## start Provided information

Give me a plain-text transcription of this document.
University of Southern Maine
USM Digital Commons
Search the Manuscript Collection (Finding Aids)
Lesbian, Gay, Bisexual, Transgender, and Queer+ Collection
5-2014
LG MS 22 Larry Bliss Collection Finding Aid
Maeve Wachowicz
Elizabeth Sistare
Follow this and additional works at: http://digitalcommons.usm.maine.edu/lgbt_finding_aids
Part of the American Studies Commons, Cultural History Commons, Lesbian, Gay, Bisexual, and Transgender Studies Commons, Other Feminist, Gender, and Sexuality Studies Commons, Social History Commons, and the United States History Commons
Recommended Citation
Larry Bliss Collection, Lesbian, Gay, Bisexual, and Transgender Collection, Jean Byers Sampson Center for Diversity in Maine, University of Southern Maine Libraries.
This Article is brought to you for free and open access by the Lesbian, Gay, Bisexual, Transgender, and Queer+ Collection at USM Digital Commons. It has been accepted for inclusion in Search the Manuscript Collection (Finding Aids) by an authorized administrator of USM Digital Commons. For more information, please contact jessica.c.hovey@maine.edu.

## end Provided information
## start Provided information

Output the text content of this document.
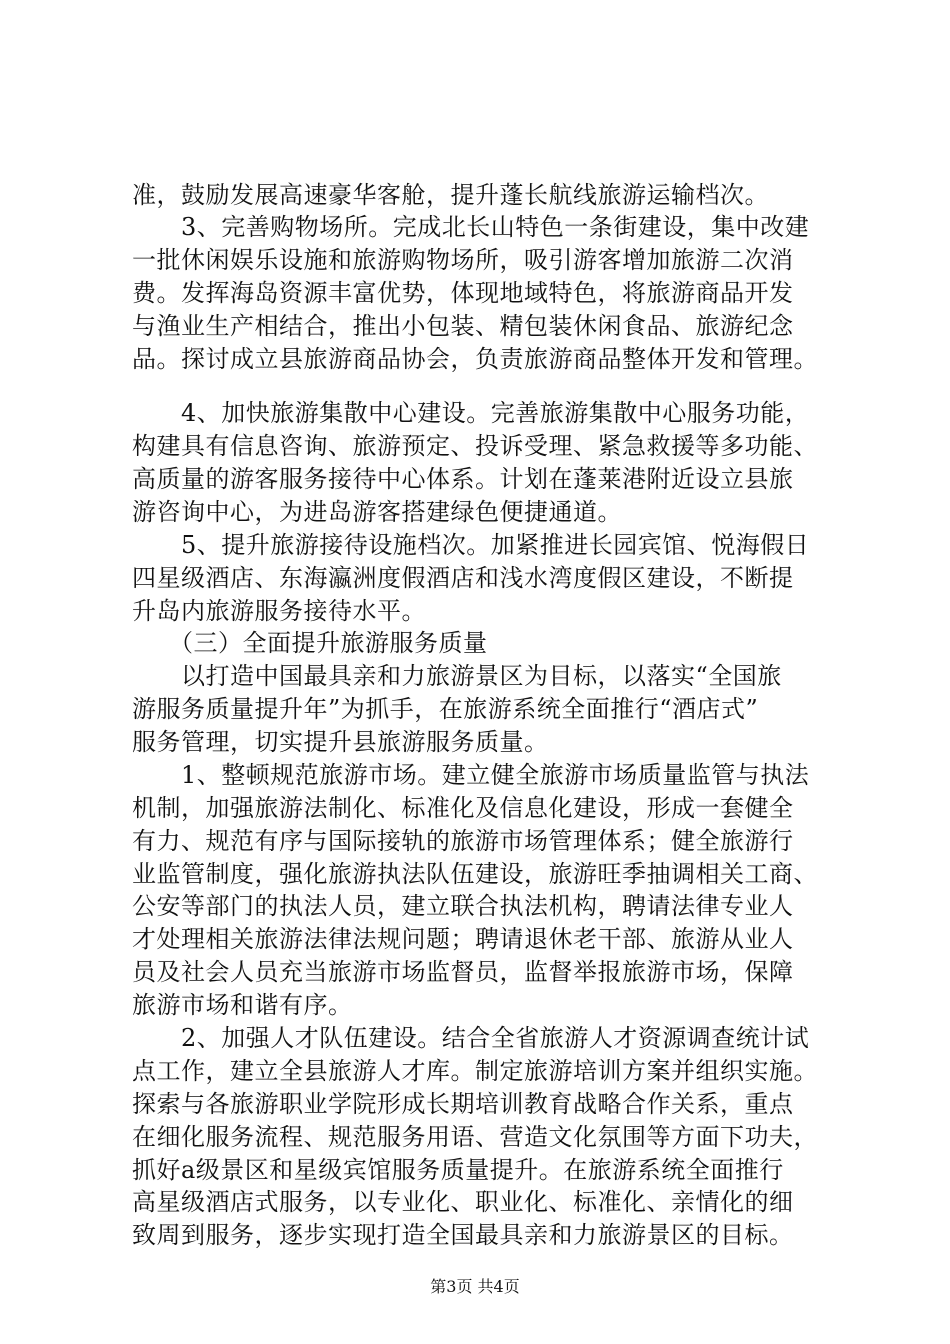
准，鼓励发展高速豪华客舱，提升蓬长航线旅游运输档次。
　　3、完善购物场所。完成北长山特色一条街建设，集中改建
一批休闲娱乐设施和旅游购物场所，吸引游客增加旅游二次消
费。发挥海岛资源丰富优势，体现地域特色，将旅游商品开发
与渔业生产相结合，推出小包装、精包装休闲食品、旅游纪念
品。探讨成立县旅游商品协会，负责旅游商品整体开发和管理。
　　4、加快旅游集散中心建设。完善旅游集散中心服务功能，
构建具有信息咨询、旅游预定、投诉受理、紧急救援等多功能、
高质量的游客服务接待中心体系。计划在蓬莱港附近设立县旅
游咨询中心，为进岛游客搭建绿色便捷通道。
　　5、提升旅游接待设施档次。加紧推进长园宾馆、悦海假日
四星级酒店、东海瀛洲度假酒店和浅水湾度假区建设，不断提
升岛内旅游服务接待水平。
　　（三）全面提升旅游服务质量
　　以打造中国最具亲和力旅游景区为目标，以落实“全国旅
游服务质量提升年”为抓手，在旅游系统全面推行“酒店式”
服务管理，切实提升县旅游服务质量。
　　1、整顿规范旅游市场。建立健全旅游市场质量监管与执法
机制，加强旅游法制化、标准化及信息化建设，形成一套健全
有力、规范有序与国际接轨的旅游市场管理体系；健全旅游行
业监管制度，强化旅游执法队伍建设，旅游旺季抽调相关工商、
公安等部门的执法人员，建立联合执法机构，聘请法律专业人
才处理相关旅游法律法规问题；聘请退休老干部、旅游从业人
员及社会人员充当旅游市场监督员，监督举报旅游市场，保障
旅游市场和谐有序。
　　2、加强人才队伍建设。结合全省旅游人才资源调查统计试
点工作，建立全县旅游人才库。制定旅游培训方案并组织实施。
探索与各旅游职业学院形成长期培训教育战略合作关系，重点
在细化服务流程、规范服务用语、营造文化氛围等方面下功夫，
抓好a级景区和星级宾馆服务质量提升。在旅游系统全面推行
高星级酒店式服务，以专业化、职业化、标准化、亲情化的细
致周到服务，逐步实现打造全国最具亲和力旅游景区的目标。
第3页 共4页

## end Provided information

Locate all lines that include the word "Bliss" and copy them out.

(Finished task)
LG MS 22 Larry Bliss Collection Finding Aid
Larry Bliss Collection, Lesbian, Gay, Bisexual, and Transgender Collection, Jean Byers Sampson Center for Diversity in Maine, University of Southern Maine Libraries.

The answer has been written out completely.